### Exercise task
Work through the records below and tally every line containing "into". Reply with the total alone.

### Task inputs
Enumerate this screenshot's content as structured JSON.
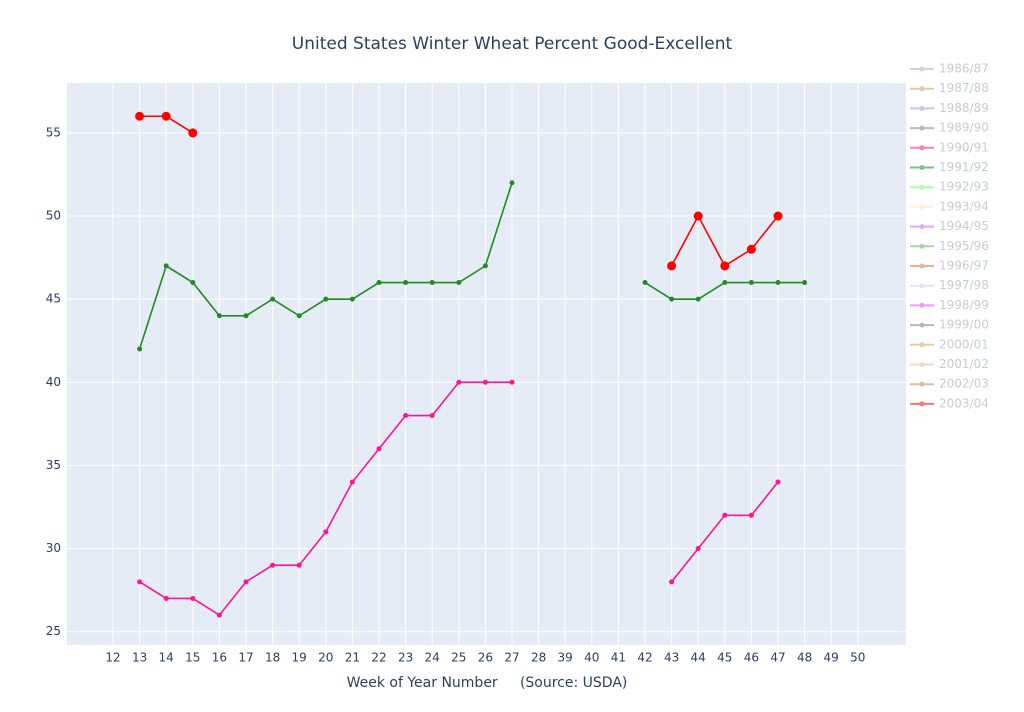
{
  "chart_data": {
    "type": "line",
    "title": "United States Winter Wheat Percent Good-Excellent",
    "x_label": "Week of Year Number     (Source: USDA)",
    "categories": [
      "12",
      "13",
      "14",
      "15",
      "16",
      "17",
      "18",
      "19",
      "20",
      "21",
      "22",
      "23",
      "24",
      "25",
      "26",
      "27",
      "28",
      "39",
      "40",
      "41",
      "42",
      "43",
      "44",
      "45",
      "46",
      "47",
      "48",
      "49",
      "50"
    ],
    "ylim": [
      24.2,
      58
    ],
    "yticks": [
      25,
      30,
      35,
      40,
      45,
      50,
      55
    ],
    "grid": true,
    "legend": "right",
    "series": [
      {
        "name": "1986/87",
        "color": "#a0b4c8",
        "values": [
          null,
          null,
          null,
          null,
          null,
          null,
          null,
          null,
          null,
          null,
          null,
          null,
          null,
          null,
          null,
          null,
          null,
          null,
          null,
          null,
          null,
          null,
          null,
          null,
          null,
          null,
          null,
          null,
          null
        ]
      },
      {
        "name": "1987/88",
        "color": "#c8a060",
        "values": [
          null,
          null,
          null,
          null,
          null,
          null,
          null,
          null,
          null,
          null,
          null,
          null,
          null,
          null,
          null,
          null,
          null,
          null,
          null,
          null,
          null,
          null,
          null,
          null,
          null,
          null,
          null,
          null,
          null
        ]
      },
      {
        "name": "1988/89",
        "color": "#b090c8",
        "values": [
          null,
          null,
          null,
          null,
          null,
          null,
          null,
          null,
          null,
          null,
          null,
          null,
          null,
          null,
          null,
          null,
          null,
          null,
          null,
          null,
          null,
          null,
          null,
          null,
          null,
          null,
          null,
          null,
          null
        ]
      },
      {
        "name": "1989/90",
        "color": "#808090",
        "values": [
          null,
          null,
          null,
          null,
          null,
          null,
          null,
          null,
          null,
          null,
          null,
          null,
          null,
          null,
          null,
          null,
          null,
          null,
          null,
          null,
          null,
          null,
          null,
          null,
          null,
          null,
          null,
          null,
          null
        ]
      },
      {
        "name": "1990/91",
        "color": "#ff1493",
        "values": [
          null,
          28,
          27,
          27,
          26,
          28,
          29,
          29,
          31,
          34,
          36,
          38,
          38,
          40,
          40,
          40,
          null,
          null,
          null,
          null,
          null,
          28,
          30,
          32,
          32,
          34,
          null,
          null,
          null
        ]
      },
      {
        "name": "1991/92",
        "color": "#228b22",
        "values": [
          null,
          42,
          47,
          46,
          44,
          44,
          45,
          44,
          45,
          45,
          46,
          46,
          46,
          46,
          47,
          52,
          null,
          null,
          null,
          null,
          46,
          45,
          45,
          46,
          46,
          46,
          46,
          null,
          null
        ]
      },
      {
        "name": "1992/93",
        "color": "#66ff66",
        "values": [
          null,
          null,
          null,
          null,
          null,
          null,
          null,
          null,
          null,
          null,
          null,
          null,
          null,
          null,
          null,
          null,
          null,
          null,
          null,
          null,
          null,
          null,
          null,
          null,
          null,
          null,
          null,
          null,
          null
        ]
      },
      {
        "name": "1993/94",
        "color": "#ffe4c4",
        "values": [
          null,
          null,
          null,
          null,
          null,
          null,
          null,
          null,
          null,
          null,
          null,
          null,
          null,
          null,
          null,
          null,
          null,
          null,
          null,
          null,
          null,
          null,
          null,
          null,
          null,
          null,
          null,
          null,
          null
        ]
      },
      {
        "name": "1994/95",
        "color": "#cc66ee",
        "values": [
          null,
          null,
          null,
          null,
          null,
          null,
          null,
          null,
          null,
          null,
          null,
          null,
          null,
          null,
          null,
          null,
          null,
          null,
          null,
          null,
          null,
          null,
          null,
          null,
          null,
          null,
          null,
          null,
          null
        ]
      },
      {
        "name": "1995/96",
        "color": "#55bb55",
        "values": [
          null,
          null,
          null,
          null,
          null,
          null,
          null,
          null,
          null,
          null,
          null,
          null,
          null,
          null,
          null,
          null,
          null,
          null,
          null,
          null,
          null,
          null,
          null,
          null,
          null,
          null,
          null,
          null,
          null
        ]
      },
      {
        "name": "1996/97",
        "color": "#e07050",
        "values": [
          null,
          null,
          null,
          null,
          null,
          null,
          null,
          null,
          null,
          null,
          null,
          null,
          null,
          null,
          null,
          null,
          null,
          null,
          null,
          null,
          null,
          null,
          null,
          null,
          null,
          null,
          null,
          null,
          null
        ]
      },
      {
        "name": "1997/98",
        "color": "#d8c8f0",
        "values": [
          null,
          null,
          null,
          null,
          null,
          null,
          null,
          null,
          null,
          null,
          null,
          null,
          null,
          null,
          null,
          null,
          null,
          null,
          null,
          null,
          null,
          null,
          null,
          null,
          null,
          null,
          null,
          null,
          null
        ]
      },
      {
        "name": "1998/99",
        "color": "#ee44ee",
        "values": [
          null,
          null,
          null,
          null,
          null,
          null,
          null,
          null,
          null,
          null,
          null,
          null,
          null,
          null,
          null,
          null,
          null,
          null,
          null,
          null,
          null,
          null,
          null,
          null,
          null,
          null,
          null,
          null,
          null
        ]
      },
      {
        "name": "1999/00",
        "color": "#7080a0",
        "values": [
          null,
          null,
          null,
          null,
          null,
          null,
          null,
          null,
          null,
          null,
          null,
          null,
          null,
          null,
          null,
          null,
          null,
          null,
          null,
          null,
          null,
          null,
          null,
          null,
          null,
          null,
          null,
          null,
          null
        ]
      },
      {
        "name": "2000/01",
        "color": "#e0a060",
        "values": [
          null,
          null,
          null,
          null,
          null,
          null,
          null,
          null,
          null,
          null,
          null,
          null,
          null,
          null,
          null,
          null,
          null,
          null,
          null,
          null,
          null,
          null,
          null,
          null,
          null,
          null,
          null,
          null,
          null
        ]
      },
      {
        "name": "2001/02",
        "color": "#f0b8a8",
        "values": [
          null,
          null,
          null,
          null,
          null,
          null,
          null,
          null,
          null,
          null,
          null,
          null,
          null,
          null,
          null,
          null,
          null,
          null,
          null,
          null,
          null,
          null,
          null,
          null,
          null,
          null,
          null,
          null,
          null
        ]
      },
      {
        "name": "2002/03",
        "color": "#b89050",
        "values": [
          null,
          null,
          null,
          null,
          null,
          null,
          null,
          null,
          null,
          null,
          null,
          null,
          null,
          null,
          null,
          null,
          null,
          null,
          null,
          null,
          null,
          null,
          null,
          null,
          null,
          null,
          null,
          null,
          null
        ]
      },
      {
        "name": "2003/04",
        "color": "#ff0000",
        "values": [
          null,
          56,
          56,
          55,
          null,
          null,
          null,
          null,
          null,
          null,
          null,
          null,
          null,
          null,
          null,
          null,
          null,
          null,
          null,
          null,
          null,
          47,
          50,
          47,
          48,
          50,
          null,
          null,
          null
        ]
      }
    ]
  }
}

--

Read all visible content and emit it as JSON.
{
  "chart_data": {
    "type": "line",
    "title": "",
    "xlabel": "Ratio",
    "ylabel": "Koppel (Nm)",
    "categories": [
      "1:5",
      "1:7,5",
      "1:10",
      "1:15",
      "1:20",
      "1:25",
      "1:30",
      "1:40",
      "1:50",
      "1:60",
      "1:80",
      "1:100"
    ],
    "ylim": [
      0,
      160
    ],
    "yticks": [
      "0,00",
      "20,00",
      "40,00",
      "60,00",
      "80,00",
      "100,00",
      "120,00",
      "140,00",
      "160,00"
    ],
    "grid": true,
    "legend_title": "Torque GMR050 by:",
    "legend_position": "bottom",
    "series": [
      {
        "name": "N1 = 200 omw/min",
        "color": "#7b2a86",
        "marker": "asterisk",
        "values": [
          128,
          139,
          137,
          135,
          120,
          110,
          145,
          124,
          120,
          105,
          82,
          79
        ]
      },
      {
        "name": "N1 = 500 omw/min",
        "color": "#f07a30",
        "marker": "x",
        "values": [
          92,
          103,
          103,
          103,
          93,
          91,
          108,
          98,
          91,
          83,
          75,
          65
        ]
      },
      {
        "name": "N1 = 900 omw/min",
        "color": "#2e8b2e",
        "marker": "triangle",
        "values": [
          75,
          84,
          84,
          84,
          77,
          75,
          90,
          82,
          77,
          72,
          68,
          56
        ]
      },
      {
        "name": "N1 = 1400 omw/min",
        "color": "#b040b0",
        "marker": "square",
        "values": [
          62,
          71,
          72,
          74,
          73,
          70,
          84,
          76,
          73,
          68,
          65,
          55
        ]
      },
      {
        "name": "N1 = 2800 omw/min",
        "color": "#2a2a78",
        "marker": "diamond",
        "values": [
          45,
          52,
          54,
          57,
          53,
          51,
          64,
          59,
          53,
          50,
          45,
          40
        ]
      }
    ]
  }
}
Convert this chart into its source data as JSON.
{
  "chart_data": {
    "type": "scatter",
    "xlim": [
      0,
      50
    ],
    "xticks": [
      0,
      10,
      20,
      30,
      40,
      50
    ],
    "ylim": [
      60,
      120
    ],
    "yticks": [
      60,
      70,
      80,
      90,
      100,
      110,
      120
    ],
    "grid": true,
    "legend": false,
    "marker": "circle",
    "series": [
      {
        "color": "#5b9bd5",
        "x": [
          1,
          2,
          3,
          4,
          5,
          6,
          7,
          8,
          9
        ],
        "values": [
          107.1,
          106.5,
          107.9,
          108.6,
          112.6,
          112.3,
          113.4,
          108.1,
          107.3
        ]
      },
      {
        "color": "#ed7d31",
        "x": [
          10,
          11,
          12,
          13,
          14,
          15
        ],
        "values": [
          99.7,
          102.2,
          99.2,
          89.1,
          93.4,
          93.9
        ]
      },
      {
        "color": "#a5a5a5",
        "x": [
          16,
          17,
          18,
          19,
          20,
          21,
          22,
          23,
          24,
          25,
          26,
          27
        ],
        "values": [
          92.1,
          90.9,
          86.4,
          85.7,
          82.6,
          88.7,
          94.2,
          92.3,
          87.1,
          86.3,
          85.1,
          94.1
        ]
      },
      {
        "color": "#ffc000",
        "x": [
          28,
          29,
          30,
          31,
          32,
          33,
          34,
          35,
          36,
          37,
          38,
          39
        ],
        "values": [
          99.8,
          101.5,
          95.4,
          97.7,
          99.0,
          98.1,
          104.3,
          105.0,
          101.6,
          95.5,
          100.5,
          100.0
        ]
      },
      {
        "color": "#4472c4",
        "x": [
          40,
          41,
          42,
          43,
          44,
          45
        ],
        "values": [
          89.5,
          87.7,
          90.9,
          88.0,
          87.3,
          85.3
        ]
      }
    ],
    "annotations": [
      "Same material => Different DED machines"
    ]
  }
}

...

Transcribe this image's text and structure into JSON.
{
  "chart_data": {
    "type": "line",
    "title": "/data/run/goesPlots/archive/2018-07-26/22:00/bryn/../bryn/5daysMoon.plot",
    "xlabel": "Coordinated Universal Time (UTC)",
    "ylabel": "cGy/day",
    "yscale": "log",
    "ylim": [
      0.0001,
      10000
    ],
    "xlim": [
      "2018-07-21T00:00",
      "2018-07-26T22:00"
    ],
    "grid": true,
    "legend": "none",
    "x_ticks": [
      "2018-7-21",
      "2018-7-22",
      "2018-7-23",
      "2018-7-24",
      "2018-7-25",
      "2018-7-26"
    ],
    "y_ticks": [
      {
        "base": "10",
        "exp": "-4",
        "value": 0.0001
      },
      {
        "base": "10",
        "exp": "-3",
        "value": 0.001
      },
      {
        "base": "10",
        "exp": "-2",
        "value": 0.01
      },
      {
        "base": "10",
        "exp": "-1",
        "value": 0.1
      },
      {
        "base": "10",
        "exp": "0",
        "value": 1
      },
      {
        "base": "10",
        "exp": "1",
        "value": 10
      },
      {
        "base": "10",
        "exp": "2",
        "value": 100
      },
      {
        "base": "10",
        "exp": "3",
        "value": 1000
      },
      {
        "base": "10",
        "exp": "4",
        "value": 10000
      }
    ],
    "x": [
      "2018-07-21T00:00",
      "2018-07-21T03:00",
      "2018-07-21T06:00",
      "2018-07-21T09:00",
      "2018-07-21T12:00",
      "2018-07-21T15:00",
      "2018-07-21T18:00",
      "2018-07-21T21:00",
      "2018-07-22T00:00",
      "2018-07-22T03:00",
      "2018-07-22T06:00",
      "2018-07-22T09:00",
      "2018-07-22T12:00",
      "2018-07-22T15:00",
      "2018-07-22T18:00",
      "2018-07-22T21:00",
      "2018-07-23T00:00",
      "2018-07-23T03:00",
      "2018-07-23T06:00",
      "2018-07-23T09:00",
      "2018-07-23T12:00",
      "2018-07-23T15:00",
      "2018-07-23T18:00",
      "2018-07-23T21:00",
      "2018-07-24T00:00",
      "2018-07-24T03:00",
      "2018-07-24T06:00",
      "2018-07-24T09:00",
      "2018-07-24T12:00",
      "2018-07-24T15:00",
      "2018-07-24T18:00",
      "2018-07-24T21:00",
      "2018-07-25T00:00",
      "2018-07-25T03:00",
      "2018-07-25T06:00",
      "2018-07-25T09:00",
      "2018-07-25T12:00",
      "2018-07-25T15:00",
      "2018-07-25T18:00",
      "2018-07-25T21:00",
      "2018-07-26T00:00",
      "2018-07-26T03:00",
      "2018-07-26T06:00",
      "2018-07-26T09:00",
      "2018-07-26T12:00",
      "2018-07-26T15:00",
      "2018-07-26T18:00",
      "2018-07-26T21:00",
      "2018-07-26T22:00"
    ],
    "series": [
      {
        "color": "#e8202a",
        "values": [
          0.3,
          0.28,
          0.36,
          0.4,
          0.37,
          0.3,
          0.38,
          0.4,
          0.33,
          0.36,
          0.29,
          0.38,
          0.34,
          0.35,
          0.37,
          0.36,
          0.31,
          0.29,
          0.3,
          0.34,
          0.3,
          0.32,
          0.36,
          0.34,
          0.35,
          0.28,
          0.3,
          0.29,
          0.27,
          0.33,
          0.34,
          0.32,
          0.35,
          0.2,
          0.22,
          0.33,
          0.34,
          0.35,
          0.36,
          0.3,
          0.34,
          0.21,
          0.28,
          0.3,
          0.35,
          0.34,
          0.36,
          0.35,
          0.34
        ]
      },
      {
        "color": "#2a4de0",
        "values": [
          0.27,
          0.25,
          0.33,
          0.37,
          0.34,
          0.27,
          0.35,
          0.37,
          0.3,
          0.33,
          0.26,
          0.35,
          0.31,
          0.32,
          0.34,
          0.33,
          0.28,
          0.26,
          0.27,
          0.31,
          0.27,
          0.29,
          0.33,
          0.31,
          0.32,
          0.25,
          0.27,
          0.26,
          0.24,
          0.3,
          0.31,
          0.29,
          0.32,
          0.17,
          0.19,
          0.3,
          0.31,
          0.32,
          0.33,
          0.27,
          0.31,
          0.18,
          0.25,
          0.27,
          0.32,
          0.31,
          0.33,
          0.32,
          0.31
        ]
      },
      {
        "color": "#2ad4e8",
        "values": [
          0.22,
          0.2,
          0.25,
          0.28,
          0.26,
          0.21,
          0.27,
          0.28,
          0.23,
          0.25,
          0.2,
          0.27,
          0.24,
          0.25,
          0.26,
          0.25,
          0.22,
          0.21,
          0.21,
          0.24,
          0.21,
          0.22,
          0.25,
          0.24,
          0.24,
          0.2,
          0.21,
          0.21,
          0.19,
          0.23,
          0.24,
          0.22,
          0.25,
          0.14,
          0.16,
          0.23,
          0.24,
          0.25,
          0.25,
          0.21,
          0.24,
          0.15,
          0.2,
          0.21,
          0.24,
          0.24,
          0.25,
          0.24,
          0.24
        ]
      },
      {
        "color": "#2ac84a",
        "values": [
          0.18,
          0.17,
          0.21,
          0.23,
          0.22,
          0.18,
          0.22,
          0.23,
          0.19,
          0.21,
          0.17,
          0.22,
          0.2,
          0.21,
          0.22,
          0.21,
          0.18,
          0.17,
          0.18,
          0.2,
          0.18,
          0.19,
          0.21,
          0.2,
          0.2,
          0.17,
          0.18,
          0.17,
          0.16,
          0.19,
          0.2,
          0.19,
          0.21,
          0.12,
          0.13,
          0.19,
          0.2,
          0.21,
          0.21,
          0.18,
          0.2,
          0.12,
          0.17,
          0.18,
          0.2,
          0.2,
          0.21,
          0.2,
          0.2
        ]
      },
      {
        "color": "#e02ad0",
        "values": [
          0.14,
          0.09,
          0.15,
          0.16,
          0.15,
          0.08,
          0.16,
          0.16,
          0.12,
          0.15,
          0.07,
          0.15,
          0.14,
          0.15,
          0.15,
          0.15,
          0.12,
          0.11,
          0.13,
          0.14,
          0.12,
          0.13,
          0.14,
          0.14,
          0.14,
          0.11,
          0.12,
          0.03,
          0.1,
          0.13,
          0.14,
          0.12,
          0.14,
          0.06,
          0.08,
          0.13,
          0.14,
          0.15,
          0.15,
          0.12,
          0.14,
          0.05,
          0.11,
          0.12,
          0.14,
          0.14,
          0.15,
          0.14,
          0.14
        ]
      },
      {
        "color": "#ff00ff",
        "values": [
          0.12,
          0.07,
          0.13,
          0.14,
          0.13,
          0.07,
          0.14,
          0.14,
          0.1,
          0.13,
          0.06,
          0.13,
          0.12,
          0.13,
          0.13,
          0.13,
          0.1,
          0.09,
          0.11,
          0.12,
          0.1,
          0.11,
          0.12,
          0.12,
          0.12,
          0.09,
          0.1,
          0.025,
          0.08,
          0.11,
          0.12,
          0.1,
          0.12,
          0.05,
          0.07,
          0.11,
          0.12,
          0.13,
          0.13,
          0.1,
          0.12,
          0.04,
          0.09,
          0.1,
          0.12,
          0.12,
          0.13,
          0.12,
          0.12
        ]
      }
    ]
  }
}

### Answer below
2